> **WORK TO DO**
Assemble all lines in which the string "Created" appears.
____ ENTRIES
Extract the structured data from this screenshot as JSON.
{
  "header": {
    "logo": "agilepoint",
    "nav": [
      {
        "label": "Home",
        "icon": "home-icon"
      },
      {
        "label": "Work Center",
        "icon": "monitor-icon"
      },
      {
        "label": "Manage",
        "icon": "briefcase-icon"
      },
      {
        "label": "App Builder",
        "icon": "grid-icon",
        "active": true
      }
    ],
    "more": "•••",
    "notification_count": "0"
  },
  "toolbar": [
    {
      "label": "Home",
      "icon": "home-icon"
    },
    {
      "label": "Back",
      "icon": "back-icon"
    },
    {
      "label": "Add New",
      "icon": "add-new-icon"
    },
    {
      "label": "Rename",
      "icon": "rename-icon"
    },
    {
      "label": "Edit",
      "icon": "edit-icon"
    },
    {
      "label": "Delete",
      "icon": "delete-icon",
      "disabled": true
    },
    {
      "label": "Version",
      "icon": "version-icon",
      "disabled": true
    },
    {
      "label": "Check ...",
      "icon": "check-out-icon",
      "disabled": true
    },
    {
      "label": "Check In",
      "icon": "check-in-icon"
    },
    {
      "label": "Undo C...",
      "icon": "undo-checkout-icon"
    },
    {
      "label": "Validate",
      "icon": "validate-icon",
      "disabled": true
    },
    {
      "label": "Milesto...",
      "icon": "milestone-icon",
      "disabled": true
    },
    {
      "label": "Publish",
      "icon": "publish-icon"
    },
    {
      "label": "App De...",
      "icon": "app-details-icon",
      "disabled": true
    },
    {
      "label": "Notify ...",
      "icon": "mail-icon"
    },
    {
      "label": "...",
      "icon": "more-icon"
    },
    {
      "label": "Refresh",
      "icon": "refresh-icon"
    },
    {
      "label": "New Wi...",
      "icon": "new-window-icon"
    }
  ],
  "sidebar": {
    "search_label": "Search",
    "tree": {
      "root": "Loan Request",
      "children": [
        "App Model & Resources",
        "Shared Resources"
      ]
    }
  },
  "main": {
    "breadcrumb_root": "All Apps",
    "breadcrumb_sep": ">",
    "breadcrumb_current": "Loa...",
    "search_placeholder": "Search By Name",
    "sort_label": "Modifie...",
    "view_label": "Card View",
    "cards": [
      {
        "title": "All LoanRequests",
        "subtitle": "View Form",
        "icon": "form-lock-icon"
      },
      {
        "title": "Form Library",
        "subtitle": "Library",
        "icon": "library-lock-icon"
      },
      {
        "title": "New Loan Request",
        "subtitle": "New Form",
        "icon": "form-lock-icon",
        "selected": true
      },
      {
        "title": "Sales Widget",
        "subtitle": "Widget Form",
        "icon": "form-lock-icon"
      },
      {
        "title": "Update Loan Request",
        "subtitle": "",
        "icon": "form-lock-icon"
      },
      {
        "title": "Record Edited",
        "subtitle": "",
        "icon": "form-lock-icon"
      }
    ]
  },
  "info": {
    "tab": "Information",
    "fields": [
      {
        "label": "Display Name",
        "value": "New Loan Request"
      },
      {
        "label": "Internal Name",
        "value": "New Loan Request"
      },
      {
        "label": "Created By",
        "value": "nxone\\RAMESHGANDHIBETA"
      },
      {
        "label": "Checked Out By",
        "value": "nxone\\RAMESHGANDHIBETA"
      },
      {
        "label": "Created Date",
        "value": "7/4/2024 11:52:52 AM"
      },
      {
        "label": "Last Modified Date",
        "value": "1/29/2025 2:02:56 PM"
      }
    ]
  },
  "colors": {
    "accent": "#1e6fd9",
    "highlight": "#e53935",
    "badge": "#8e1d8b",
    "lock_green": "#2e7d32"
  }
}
________
> **EXERCISE RESPONSE**
        "label": "Created By",
        "label": "Created Date",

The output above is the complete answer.